Set problem: Write out the entries again exactly as they are given.

-- BEGIN Listed entries --

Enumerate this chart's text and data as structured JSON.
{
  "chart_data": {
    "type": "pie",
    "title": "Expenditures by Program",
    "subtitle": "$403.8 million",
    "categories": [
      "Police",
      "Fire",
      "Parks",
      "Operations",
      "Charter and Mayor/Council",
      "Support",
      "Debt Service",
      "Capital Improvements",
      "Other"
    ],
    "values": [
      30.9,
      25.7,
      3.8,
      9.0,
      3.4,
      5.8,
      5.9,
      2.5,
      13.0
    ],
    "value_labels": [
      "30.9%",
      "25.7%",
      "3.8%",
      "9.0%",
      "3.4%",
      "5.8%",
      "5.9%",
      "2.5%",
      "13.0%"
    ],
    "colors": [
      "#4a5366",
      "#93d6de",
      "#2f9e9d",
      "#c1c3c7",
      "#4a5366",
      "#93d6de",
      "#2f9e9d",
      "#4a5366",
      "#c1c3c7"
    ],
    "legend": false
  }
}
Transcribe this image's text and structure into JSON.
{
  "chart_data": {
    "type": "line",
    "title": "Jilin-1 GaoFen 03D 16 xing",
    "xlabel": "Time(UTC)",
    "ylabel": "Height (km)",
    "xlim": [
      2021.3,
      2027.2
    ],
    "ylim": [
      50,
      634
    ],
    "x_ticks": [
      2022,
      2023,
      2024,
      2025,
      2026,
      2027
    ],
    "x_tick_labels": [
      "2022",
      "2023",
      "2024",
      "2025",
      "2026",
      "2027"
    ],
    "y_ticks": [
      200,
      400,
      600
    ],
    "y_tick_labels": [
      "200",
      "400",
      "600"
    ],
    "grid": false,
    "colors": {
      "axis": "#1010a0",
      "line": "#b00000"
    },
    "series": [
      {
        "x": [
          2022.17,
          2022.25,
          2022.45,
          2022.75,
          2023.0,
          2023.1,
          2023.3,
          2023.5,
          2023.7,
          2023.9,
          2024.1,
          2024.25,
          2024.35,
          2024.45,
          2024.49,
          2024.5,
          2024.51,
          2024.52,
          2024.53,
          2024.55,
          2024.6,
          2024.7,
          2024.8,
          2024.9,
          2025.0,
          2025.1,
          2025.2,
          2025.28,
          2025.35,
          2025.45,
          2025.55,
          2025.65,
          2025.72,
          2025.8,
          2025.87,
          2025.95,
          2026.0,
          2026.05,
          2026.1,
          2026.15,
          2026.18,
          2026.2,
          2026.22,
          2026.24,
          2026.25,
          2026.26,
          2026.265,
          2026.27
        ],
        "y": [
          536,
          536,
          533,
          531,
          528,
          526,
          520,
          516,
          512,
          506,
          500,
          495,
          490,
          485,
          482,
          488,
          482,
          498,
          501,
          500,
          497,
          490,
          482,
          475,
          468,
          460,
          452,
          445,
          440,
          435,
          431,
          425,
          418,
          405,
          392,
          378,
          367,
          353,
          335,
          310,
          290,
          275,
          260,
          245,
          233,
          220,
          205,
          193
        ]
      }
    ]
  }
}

-- END Listed entries --

Expected output:
Enumerate this chart's text and data as structured JSON.
{
  "chart_data": {
    "type": "pie",
    "title": "Expenditures by Program",
    "subtitle": "$403.8 million",
    "categories": [
      "Police",
      "Fire",
      "Parks",
      "Operations",
      "Charter and Mayor/Council",
      "Support",
      "Debt Service",
      "Capital Improvements",
      "Other"
    ],
    "values": [
      30.9,
      25.7,
      3.8,
      9.0,
      3.4,
      5.8,
      5.9,
      2.5,
      13.0
    ],
    "value_labels": [
      "30.9%",
      "25.7%",
      "3.8%",
      "9.0%",
      "3.4%",
      "5.8%",
      "5.9%",
      "2.5%",
      "13.0%"
    ],
    "colors": [
      "#4a5366",
      "#93d6de",
      "#2f9e9d",
      "#c1c3c7",
      "#4a5366",
      "#93d6de",
      "#2f9e9d",
      "#4a5366",
      "#c1c3c7"
    ],
    "legend": false
  }
}
Transcribe this image's text and structure into JSON.
{
  "chart_data": {
    "type": "line",
    "title": "Jilin-1 GaoFen 03D 16 xing",
    "xlabel": "Time(UTC)",
    "ylabel": "Height (km)",
    "xlim": [
      2021.3,
      2027.2
    ],
    "ylim": [
      50,
      634
    ],
    "x_ticks": [
      2022,
      2023,
      2024,
      2025,
      2026,
      2027
    ],
    "x_tick_labels": [
      "2022",
      "2023",
      "2024",
      "2025",
      "2026",
      "2027"
    ],
    "y_ticks": [
      200,
      400,
      600
    ],
    "y_tick_labels": [
      "200",
      "400",
      "600"
    ],
    "grid": false,
    "colors": {
      "axis": "#1010a0",
      "line": "#b00000"
    },
    "series": [
      {
        "x": [
          2022.17,
          2022.25,
          2022.45,
          2022.75,
          2023.0,
          2023.1,
          2023.3,
          2023.5,
          2023.7,
          2023.9,
          2024.1,
          2024.25,
          2024.35,
          2024.45,
          2024.49,
          2024.5,
          2024.51,
          2024.52,
          2024.53,
          2024.55,
          2024.6,
          2024.7,
          2024.8,
          2024.9,
          2025.0,
          2025.1,
          2025.2,
          2025.28,
          2025.35,
          2025.45,
          2025.55,
          2025.65,
          2025.72,
          2025.8,
          2025.87,
          2025.95,
          2026.0,
          2026.05,
          2026.1,
          2026.15,
          2026.18,
          2026.2,
          2026.22,
          2026.24,
          2026.25,
          2026.26,
          2026.265,
          2026.27
        ],
        "y": [
          536,
          536,
          533,
          531,
          528,
          526,
          520,
          516,
          512,
          506,
          500,
          495,
          490,
          485,
          482,
          488,
          482,
          498,
          501,
          500,
          497,
          490,
          482,
          475,
          468,
          460,
          452,
          445,
          440,
          435,
          431,
          425,
          418,
          405,
          392,
          378,
          367,
          353,
          335,
          310,
          290,
          275,
          260,
          245,
          233,
          220,
          205,
          193
        ]
      }
    ]
  }
}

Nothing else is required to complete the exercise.